§ What to work on
Give only the number of lines in the records below that contain the word "ಅಳವಡ".

════════════════════

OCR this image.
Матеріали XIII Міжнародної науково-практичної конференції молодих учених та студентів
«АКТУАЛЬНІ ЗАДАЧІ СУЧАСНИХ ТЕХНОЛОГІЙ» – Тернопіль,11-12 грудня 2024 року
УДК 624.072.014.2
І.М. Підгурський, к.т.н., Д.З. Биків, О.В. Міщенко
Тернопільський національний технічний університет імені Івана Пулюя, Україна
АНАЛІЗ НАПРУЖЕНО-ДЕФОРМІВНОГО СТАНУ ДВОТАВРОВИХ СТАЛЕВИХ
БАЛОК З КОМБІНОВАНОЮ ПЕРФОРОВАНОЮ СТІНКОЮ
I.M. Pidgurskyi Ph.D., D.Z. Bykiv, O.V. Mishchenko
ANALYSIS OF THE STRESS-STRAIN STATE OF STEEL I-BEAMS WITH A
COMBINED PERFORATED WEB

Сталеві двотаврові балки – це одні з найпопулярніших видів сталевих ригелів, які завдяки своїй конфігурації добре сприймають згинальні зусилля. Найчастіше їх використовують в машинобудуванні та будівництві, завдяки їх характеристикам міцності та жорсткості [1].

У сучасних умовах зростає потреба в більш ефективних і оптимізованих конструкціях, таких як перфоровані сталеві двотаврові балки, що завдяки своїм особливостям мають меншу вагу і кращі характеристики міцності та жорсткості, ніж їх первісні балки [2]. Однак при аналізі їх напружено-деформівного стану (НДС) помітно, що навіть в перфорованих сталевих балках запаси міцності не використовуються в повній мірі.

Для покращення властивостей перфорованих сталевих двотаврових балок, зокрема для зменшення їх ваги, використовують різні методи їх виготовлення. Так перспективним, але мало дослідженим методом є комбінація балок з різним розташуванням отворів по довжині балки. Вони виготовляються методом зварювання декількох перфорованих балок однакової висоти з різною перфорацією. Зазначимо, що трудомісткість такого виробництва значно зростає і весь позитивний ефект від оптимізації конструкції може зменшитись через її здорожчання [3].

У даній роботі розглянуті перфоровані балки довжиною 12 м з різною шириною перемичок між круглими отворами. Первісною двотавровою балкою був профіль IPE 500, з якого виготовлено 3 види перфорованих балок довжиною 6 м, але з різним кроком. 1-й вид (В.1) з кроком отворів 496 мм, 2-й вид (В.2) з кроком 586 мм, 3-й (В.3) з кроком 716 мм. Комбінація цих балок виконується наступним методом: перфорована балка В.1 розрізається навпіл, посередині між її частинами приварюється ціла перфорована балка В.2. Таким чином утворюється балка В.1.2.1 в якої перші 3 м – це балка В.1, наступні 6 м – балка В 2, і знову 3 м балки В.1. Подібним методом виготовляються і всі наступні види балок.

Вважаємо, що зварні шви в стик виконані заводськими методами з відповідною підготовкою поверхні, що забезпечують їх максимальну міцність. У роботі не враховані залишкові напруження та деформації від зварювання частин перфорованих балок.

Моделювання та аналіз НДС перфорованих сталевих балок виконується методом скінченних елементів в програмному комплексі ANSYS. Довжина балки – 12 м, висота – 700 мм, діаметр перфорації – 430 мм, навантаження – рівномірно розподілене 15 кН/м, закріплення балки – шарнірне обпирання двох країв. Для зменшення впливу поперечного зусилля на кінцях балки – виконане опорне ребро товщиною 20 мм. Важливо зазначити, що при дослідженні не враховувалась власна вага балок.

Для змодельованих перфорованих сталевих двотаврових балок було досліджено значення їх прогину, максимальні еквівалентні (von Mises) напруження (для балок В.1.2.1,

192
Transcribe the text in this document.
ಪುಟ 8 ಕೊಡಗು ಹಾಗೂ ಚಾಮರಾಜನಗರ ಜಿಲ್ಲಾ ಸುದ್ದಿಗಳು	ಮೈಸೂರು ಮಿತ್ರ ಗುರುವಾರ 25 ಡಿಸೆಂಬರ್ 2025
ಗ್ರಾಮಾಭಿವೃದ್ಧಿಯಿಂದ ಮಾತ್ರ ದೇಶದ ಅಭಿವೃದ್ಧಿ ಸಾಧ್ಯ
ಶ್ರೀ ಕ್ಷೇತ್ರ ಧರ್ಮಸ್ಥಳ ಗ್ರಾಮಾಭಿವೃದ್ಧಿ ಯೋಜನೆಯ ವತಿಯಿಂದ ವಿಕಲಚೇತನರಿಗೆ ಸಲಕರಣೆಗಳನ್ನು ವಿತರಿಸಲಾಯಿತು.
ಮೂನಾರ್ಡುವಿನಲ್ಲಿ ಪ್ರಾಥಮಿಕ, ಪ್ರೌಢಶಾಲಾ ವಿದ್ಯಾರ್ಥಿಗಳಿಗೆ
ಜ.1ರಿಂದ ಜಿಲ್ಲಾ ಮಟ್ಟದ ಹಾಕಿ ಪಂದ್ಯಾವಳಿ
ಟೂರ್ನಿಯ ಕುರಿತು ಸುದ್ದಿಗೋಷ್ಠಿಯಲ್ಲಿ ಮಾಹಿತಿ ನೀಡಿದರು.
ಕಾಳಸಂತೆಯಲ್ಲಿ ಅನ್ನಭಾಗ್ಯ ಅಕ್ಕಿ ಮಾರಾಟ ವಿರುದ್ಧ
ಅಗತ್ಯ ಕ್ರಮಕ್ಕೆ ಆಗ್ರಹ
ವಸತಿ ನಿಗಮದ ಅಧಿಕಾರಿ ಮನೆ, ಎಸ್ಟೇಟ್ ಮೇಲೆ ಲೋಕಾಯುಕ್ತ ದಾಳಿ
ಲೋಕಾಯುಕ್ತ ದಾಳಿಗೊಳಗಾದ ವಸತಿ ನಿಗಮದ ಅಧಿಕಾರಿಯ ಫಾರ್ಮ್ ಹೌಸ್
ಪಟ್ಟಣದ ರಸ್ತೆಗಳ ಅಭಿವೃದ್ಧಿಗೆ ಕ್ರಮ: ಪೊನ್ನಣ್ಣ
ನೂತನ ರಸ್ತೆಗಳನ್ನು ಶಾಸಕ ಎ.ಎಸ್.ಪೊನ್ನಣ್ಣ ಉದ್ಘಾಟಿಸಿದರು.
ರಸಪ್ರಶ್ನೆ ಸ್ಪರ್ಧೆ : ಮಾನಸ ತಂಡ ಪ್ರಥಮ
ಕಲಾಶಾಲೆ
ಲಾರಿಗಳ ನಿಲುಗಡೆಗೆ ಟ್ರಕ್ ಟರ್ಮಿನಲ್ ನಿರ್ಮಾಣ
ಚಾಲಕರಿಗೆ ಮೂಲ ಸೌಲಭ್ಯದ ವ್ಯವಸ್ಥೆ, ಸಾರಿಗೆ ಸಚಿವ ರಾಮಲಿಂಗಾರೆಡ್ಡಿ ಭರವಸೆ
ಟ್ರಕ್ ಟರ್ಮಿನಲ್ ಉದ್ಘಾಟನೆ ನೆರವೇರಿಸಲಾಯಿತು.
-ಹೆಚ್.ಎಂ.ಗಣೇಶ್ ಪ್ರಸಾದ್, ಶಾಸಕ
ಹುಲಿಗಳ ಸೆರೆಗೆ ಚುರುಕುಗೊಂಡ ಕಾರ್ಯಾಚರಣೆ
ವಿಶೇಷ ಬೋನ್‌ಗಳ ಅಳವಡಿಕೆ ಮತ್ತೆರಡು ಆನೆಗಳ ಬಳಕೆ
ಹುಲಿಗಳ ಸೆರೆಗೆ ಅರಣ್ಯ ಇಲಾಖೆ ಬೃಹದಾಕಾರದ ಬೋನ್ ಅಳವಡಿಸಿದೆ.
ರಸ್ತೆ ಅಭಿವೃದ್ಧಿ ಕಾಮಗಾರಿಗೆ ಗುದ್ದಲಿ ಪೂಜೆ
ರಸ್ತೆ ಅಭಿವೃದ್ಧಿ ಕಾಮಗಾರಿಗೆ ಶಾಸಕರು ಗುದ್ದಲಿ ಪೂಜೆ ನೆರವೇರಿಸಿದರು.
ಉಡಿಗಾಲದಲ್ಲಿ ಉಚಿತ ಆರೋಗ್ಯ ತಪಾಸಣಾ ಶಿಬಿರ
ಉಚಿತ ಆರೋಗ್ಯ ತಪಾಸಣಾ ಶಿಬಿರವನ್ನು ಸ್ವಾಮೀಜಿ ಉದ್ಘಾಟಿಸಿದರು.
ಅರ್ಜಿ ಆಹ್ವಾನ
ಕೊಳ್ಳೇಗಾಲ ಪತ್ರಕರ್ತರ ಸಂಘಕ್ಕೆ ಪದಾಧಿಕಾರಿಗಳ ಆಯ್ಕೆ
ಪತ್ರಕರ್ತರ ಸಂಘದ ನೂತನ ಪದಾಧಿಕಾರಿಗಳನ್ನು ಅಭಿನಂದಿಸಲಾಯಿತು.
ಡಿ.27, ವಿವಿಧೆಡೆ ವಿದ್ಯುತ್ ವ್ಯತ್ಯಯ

════════════════════

§ Solution
2